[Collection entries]
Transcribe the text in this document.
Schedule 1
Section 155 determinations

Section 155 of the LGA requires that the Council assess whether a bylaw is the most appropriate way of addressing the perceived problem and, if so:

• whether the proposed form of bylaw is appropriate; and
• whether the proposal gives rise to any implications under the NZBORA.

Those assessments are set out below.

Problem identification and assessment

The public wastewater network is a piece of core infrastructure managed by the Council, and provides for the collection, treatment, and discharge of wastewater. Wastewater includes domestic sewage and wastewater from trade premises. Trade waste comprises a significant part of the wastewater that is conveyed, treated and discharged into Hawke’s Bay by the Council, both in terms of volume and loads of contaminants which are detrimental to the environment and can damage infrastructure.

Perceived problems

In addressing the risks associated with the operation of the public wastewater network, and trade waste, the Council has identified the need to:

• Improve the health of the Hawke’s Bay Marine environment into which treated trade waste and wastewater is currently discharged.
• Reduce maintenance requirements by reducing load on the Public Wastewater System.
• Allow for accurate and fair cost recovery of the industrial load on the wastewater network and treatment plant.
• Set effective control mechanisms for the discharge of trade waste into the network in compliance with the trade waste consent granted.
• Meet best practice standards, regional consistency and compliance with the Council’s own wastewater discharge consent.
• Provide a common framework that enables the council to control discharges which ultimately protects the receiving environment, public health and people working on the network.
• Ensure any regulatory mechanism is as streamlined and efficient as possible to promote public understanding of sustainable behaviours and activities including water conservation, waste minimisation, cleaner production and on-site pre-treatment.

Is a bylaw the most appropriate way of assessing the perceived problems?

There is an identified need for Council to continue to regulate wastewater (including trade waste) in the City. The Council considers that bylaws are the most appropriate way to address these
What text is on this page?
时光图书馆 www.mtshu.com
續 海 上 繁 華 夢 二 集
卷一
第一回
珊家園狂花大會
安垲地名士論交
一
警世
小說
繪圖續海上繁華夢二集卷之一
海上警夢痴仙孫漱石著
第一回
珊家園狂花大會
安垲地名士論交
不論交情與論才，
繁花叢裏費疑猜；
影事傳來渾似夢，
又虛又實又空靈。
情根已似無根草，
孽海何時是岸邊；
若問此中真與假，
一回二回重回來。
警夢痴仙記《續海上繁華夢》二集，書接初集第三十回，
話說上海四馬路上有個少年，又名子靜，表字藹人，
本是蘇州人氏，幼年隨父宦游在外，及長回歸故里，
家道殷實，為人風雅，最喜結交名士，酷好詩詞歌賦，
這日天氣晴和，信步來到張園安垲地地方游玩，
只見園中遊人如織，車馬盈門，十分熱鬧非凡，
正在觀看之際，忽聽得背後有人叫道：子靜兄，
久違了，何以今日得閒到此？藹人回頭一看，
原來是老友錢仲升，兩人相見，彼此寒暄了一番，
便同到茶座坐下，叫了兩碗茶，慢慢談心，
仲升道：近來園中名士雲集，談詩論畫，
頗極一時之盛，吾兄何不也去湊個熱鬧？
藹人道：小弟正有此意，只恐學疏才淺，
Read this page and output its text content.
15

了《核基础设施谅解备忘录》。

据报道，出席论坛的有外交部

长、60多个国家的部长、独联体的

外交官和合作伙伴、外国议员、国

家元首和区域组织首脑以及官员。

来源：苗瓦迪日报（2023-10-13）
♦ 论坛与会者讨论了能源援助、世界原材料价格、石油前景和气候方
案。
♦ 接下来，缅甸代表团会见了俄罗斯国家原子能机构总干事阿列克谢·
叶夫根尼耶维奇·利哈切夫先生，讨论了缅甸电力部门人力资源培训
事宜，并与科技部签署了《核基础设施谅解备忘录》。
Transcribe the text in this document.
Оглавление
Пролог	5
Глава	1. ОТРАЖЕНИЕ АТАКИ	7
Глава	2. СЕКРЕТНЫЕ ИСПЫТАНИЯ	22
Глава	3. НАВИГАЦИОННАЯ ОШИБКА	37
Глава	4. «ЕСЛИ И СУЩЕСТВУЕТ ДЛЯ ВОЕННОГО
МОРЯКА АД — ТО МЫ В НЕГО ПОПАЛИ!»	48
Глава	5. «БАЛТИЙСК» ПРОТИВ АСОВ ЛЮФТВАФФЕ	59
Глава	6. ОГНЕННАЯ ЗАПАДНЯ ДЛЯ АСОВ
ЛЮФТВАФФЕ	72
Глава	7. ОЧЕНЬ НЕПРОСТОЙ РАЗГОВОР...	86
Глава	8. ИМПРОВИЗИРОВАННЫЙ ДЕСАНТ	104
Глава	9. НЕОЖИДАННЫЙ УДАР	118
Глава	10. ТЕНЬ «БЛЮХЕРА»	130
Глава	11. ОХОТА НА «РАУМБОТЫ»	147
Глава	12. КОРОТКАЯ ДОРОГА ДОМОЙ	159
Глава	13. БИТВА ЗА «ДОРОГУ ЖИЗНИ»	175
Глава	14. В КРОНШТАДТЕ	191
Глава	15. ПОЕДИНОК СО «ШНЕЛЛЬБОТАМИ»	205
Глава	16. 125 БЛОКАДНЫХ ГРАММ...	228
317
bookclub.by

Exercise prompt ▸ List each line holding the string "health".

Full output ▸
• Improve the health of the Hawke’s Bay Marine environment into which treated trade waste and wastewater is currently discharged.
• Provide a common framework that enables the council to control discharges which ultimately protects the receiving environment, public health and people working on the network.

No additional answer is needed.